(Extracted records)
________________

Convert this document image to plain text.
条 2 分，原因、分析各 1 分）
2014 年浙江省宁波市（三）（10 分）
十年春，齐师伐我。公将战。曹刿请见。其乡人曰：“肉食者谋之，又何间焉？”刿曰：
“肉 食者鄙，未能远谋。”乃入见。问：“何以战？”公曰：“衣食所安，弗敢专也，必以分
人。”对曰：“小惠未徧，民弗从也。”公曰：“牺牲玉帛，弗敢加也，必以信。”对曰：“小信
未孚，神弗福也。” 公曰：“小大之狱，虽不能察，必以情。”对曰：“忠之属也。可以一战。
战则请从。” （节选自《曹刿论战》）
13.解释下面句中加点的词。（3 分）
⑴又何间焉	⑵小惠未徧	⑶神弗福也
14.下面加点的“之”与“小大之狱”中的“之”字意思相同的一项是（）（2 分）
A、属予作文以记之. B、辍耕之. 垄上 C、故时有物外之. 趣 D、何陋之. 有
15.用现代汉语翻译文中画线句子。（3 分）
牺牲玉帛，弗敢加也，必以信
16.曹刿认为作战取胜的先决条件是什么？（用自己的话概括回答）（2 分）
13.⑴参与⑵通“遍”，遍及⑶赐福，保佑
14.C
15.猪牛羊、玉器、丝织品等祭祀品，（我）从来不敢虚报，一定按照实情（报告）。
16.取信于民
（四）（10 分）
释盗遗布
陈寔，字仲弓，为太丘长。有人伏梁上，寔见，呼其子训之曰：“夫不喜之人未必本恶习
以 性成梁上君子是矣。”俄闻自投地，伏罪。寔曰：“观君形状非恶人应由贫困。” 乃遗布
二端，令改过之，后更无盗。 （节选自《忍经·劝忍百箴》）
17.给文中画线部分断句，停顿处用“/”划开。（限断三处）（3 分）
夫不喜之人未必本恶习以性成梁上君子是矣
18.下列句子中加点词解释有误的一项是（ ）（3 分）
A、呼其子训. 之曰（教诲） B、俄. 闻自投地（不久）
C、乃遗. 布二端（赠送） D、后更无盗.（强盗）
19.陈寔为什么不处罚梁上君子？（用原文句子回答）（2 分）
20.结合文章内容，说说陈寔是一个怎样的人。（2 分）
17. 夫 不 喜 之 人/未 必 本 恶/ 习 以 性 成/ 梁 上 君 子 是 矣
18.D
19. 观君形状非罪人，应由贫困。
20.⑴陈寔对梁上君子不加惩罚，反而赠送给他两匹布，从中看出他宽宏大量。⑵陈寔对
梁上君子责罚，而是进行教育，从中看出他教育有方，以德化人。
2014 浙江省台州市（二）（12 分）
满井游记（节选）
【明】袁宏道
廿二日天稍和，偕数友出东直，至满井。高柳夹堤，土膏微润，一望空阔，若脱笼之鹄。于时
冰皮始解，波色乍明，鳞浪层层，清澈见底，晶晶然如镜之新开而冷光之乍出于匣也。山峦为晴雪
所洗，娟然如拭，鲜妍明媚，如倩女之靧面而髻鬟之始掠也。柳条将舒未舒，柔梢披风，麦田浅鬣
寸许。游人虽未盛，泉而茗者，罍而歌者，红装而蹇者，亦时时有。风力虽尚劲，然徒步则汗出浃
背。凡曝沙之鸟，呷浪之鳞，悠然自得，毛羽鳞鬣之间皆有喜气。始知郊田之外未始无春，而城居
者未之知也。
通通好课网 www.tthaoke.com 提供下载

________________

Copy each line holding the word "后更无盗" from the listing above.

二端，令改过之，后更无盗。 （节选自《忍经·劝忍百箴》）
C、乃遗. 布二端（赠送） D、后更无盗.（强盗）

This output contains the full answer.